Saved data entries
______________________________

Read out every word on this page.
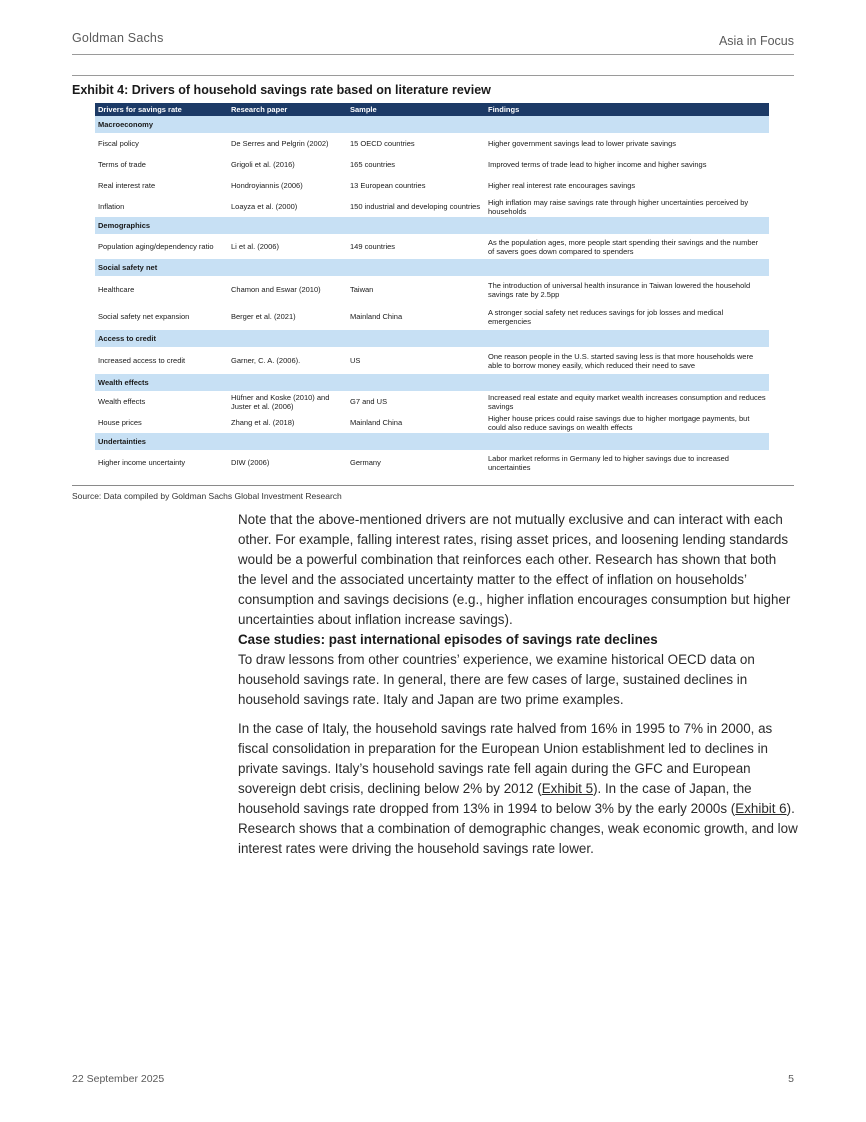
Goldman Sachs	Asia in Focus
Exhibit 4: Drivers of household savings rate based on literature review
Drivers for savings rate	Research paper	Sample	Findings
Macroeconomy			
Fiscal policy	De Serres and Pelgrin (2002)	15 OECD countries	Higher government savings lead to lower private savings
Terms of trade	Grigoli et al. (2016)	165 countries	Improved terms of trade lead to higher income and higher savings
Real interest rate	Hondroyiannis (2006)	13 European countries	Higher real interest rate encourages savings
Inflation	Loayza et al. (2000)	150 industrial and developing countries	High inflation may raise savings rate through higher uncertainties perceived by households
Demographics			
Population aging/dependency ratio	Li et al. (2006)	149 countries	As the population ages, more people start spending their savings and the number of savers goes down compared to spenders
Social safety net			
Healthcare	Chamon and Eswar (2010)	Taiwan	The introduction of universal health insurance in Taiwan lowered the household savings rate by 2.5pp
Social safety net expansion	Berger et al. (2021)	Mainland China	A stronger social safety net reduces savings for job losses and medical emergencies
Access to credit			
Increased access to credit	Garner, C. A. (2006).	US	One reason people in the U.S. started saving less is that more households were able to borrow money easily, which reduced their need to save
Wealth effects			
Wealth effects	Hüfner and Koske (2010) and Juster et al. (2006)	G7 and US	Increased real estate and equity market wealth increases consumption and reduces savings
House prices	Zhang et al. (2018)	Mainland China	Higher house prices could raise savings due to higher mortgage payments, but could also reduce savings on wealth effects
Undertainties			
Higher income uncertainty	DIW (2006)	Germany	Labor market reforms in Germany led to higher savings due to increased uncertainties
Source: Data compiled by Goldman Sachs Global Investment Research

Note that the above-mentioned drivers are not mutually exclusive and can interact with each other. For example, falling interest rates, rising asset prices, and loosening lending standards would be a powerful combination that reinforces each other. Research has shown that both the level and the associated uncertainty matter to the effect of inflation on households’ consumption and savings decisions (e.g., higher inflation encourages consumption but higher uncertainties about inflation increase savings).

Case studies: past international episodes of savings rate declines

To draw lessons from other countries’ experience, we examine historical OECD data on household savings rate. In general, there are few cases of large, sustained declines in household savings rate. Italy and Japan are two prime examples.

In the case of Italy, the household savings rate halved from 16% in 1995 to 7% in 2000, as fiscal consolidation in preparation for the European Union establishment led to declines in private savings. Italy’s household savings rate fell again during the GFC and European sovereign debt crisis, declining below 2% by 2012 (Exhibit 5). In the case of Japan, the household savings rate dropped from 13% in 1994 to below 3% by the early 2000s (Exhibit 6). Research shows that a combination of demographic changes, weak economic growth, and low interest rates were driving the household savings rate lower.

22 September 2025	5
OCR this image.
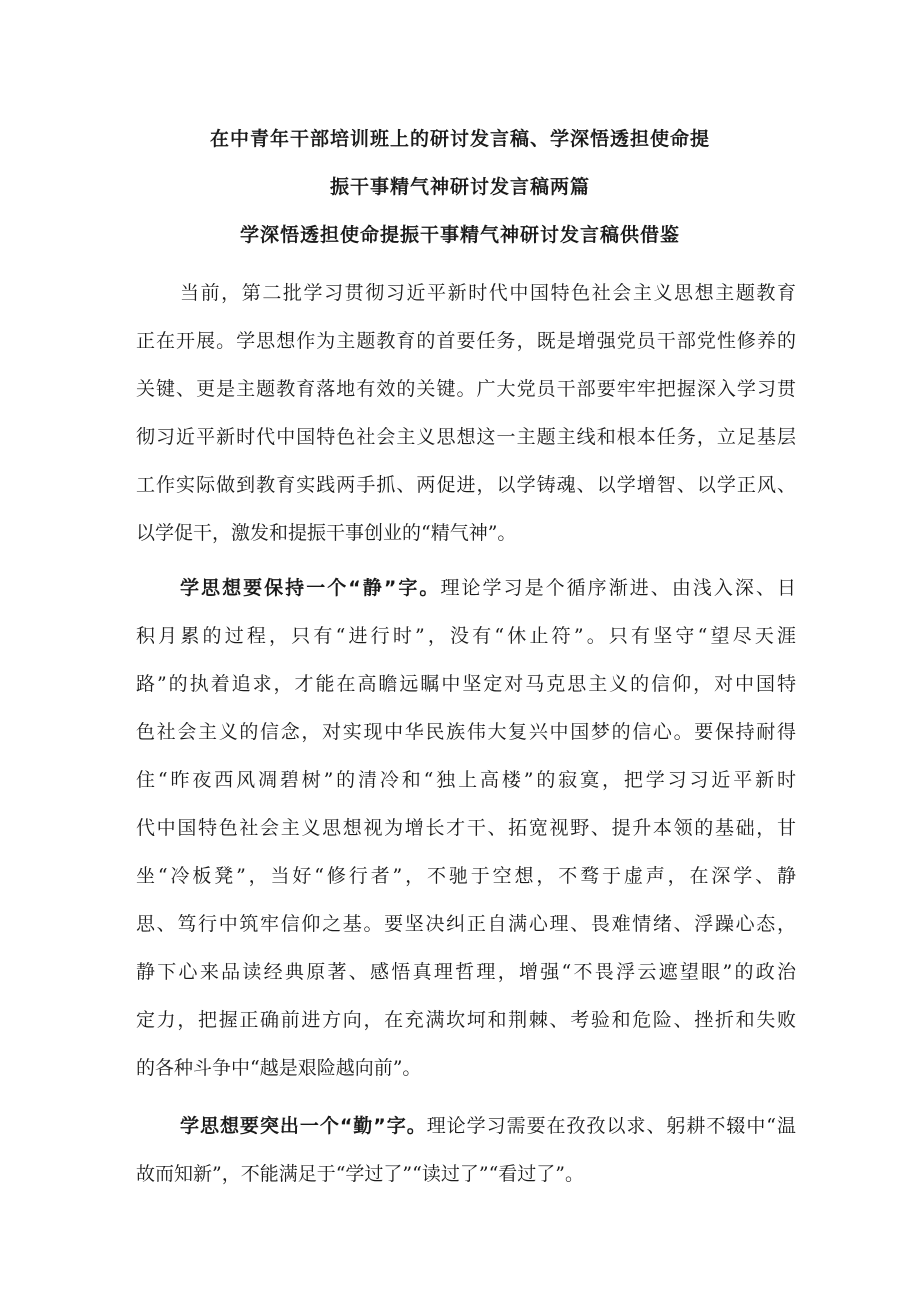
在中青年干部培训班上的研讨发言稿、学深悟透担使命提
振干事精气神研讨发言稿两篇
学深悟透担使命提振干事精气神研讨发言稿供借鉴
当前，第二批学习贯彻习近平新时代中国特色社会主义思想主题教育
正在开展。学思想作为主题教育的首要任务，既是增强党员干部党性修养的
关键、更是主题教育落地有效的关键。广大党员干部要牢牢把握深入学习贯
彻习近平新时代中国特色社会主义思想这一主题主线和根本任务，立足基层
工作实际做到教育实践两手抓、两促进，以学铸魂、以学增智、以学正风、
以学促干，激发和提振干事创业的“精气神”。
学思想要保持一个“静”字。理论学习是个循序渐进、由浅入深、日
积月累的过程，只有“进行时”，没有“休止符”。只有坚守“望尽天涯
路”的执着追求，才能在高瞻远瞩中坚定对马克思主义的信仰，对中国特
色社会主义的信念，对实现中华民族伟大复兴中国梦的信心。要保持耐得
住“昨夜西风凋碧树”的清冷和“独上高楼”的寂寞，把学习习近平新时
代中国特色社会主义思想视为增长才干、拓宽视野、提升本领的基础，甘
坐“冷板凳”，当好“修行者”，不驰于空想，不骛于虚声，在深学、静
思、笃行中筑牢信仰之基。要坚决纠正自满心理、畏难情绪、浮躁心态，
静下心来品读经典原著、感悟真理哲理，增强“不畏浮云遮望眼”的政治
定力，把握正确前进方向，在充满坎坷和荆棘、考验和危险、挫折和失败
的各种斗争中“越是艰险越向前”。
学思想要突出一个“勤”字。理论学习需要在孜孜以求、躬耕不辍中“温
故而知新”，不能满足于“学过了”“读过了”“看过了”。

______________________________

[What you need to do] Report only the number of lines in the records that include the word "encourages".

[Correct answer] 2